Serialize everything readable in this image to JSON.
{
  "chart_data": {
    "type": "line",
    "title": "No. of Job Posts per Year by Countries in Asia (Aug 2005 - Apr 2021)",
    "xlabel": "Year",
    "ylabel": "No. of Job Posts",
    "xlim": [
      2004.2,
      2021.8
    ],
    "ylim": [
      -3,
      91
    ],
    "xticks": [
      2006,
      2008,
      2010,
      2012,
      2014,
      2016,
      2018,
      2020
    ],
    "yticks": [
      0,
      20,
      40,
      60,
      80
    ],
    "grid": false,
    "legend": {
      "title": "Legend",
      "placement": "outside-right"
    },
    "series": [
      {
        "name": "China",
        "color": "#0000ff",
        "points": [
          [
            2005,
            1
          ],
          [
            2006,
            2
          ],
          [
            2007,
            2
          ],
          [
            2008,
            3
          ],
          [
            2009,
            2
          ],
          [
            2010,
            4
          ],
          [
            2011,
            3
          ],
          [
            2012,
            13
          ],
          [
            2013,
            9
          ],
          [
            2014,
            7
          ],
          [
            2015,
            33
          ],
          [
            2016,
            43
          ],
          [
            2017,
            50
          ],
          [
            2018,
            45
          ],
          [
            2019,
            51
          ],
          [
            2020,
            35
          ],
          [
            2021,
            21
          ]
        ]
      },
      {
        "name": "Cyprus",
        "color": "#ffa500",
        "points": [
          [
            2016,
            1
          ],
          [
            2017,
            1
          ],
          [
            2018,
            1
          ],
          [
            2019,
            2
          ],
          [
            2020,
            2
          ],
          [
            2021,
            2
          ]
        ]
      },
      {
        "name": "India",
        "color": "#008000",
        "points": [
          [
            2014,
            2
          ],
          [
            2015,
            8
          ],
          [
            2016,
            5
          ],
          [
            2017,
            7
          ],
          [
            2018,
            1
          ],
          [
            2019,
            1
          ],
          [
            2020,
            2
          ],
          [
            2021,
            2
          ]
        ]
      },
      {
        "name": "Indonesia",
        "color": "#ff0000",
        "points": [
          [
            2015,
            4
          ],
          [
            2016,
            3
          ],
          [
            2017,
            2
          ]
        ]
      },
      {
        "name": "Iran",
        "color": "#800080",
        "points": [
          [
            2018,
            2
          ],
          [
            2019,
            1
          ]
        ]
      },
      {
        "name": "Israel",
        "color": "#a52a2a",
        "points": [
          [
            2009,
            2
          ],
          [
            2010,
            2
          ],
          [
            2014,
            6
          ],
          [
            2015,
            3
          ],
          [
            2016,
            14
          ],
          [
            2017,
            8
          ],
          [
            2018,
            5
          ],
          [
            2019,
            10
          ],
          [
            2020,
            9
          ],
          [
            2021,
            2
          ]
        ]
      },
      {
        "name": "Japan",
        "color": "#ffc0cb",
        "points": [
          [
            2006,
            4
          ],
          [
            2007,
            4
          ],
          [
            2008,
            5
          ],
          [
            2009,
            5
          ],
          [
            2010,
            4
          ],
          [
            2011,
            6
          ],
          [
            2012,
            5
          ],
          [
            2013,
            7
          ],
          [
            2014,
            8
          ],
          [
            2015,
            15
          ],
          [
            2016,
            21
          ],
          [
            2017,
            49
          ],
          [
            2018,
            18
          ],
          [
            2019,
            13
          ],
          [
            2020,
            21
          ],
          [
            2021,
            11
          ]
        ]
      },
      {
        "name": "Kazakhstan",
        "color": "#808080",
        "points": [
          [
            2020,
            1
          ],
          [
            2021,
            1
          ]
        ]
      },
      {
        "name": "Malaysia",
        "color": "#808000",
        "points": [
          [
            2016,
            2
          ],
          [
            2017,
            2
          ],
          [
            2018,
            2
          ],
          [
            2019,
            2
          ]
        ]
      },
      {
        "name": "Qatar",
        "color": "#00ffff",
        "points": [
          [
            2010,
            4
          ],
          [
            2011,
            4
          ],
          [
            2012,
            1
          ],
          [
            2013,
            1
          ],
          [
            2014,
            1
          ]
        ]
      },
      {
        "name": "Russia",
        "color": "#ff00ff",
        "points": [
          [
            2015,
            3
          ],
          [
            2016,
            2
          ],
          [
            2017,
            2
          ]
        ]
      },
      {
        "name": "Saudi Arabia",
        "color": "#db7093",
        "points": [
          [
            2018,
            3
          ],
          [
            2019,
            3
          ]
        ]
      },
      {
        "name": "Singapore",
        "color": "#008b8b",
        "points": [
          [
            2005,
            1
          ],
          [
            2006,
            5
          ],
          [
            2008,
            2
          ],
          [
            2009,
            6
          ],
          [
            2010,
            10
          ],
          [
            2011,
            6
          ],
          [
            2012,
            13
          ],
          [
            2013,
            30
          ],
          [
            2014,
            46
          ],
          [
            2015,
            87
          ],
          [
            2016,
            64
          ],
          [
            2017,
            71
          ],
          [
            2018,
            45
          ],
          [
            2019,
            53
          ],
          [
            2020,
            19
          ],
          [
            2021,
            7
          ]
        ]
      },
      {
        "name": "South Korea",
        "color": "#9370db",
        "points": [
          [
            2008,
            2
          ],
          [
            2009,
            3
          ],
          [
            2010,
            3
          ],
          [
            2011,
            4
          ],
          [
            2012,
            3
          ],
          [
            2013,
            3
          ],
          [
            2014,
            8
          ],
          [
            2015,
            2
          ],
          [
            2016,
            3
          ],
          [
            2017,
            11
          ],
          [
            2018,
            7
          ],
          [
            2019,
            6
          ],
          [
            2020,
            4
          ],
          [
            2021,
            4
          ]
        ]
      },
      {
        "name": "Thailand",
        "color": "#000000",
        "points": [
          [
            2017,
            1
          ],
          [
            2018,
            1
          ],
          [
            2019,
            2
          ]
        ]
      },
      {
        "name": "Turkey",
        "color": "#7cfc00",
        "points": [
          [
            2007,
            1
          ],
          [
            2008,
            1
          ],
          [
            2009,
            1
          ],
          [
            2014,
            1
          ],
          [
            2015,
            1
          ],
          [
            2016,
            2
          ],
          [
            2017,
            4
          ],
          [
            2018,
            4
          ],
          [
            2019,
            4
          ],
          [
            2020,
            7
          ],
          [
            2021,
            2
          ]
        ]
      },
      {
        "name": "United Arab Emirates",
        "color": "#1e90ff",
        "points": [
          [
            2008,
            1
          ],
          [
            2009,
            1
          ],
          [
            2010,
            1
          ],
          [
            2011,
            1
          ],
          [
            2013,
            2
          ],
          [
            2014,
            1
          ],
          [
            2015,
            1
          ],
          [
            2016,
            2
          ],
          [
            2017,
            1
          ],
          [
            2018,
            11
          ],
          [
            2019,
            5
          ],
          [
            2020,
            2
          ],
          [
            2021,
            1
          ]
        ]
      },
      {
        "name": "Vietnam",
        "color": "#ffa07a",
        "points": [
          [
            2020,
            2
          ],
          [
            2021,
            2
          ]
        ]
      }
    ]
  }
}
:::
Task brief:
Repeat every entry exactly as written above.

Task answer:
Serialize everything readable in this image to JSON.
{
  "chart_data": {
    "type": "line",
    "title": "No. of Job Posts per Year by Countries in Asia (Aug 2005 - Apr 2021)",
    "xlabel": "Year",
    "ylabel": "No. of Job Posts",
    "xlim": [
      2004.2,
      2021.8
    ],
    "ylim": [
      -3,
      91
    ],
    "xticks": [
      2006,
      2008,
      2010,
      2012,
      2014,
      2016,
      2018,
      2020
    ],
    "yticks": [
      0,
      20,
      40,
      60,
      80
    ],
    "grid": false,
    "legend": {
      "title": "Legend",
      "placement": "outside-right"
    },
    "series": [
      {
        "name": "China",
        "color": "#0000ff",
        "points": [
          [
            2005,
            1
          ],
          [
            2006,
            2
          ],
          [
            2007,
            2
          ],
          [
            2008,
            3
          ],
          [
            2009,
            2
          ],
          [
            2010,
            4
          ],
          [
            2011,
            3
          ],
          [
            2012,
            13
          ],
          [
            2013,
            9
          ],
          [
            2014,
            7
          ],
          [
            2015,
            33
          ],
          [
            2016,
            43
          ],
          [
            2017,
            50
          ],
          [
            2018,
            45
          ],
          [
            2019,
            51
          ],
          [
            2020,
            35
          ],
          [
            2021,
            21
          ]
        ]
      },
      {
        "name": "Cyprus",
        "color": "#ffa500",
        "points": [
          [
            2016,
            1
          ],
          [
            2017,
            1
          ],
          [
            2018,
            1
          ],
          [
            2019,
            2
          ],
          [
            2020,
            2
          ],
          [
            2021,
            2
          ]
        ]
      },
      {
        "name": "India",
        "color": "#008000",
        "points": [
          [
            2014,
            2
          ],
          [
            2015,
            8
          ],
          [
            2016,
            5
          ],
          [
            2017,
            7
          ],
          [
            2018,
            1
          ],
          [
            2019,
            1
          ],
          [
            2020,
            2
          ],
          [
            2021,
            2
          ]
        ]
      },
      {
        "name": "Indonesia",
        "color": "#ff0000",
        "points": [
          [
            2015,
            4
          ],
          [
            2016,
            3
          ],
          [
            2017,
            2
          ]
        ]
      },
      {
        "name": "Iran",
        "color": "#800080",
        "points": [
          [
            2018,
            2
          ],
          [
            2019,
            1
          ]
        ]
      },
      {
        "name": "Israel",
        "color": "#a52a2a",
        "points": [
          [
            2009,
            2
          ],
          [
            2010,
            2
          ],
          [
            2014,
            6
          ],
          [
            2015,
            3
          ],
          [
            2016,
            14
          ],
          [
            2017,
            8
          ],
          [
            2018,
            5
          ],
          [
            2019,
            10
          ],
          [
            2020,
            9
          ],
          [
            2021,
            2
          ]
        ]
      },
      {
        "name": "Japan",
        "color": "#ffc0cb",
        "points": [
          [
            2006,
            4
          ],
          [
            2007,
            4
          ],
          [
            2008,
            5
          ],
          [
            2009,
            5
          ],
          [
            2010,
            4
          ],
          [
            2011,
            6
          ],
          [
            2012,
            5
          ],
          [
            2013,
            7
          ],
          [
            2014,
            8
          ],
          [
            2015,
            15
          ],
          [
            2016,
            21
          ],
          [
            2017,
            49
          ],
          [
            2018,
            18
          ],
          [
            2019,
            13
          ],
          [
            2020,
            21
          ],
          [
            2021,
            11
          ]
        ]
      },
      {
        "name": "Kazakhstan",
        "color": "#808080",
        "points": [
          [
            2020,
            1
          ],
          [
            2021,
            1
          ]
        ]
      },
      {
        "name": "Malaysia",
        "color": "#808000",
        "points": [
          [
            2016,
            2
          ],
          [
            2017,
            2
          ],
          [
            2018,
            2
          ],
          [
            2019,
            2
          ]
        ]
      },
      {
        "name": "Qatar",
        "color": "#00ffff",
        "points": [
          [
            2010,
            4
          ],
          [
            2011,
            4
          ],
          [
            2012,
            1
          ],
          [
            2013,
            1
          ],
          [
            2014,
            1
          ]
        ]
      },
      {
        "name": "Russia",
        "color": "#ff00ff",
        "points": [
          [
            2015,
            3
          ],
          [
            2016,
            2
          ],
          [
            2017,
            2
          ]
        ]
      },
      {
        "name": "Saudi Arabia",
        "color": "#db7093",
        "points": [
          [
            2018,
            3
          ],
          [
            2019,
            3
          ]
        ]
      },
      {
        "name": "Singapore",
        "color": "#008b8b",
        "points": [
          [
            2005,
            1
          ],
          [
            2006,
            5
          ],
          [
            2008,
            2
          ],
          [
            2009,
            6
          ],
          [
            2010,
            10
          ],
          [
            2011,
            6
          ],
          [
            2012,
            13
          ],
          [
            2013,
            30
          ],
          [
            2014,
            46
          ],
          [
            2015,
            87
          ],
          [
            2016,
            64
          ],
          [
            2017,
            71
          ],
          [
            2018,
            45
          ],
          [
            2019,
            53
          ],
          [
            2020,
            19
          ],
          [
            2021,
            7
          ]
        ]
      },
      {
        "name": "South Korea",
        "color": "#9370db",
        "points": [
          [
            2008,
            2
          ],
          [
            2009,
            3
          ],
          [
            2010,
            3
          ],
          [
            2011,
            4
          ],
          [
            2012,
            3
          ],
          [
            2013,
            3
          ],
          [
            2014,
            8
          ],
          [
            2015,
            2
          ],
          [
            2016,
            3
          ],
          [
            2017,
            11
          ],
          [
            2018,
            7
          ],
          [
            2019,
            6
          ],
          [
            2020,
            4
          ],
          [
            2021,
            4
          ]
        ]
      },
      {
        "name": "Thailand",
        "color": "#000000",
        "points": [
          [
            2017,
            1
          ],
          [
            2018,
            1
          ],
          [
            2019,
            2
          ]
        ]
      },
      {
        "name": "Turkey",
        "color": "#7cfc00",
        "points": [
          [
            2007,
            1
          ],
          [
            2008,
            1
          ],
          [
            2009,
            1
          ],
          [
            2014,
            1
          ],
          [
            2015,
            1
          ],
          [
            2016,
            2
          ],
          [
            2017,
            4
          ],
          [
            2018,
            4
          ],
          [
            2019,
            4
          ],
          [
            2020,
            7
          ],
          [
            2021,
            2
          ]
        ]
      },
      {
        "name": "United Arab Emirates",
        "color": "#1e90ff",
        "points": [
          [
            2008,
            1
          ],
          [
            2009,
            1
          ],
          [
            2010,
            1
          ],
          [
            2011,
            1
          ],
          [
            2013,
            2
          ],
          [
            2014,
            1
          ],
          [
            2015,
            1
          ],
          [
            2016,
            2
          ],
          [
            2017,
            1
          ],
          [
            2018,
            11
          ],
          [
            2019,
            5
          ],
          [
            2020,
            2
          ],
          [
            2021,
            1
          ]
        ]
      },
      {
        "name": "Vietnam",
        "color": "#ffa07a",
        "points": [
          [
            2020,
            2
          ],
          [
            2021,
            2
          ]
        ]
      }
    ]
  }
}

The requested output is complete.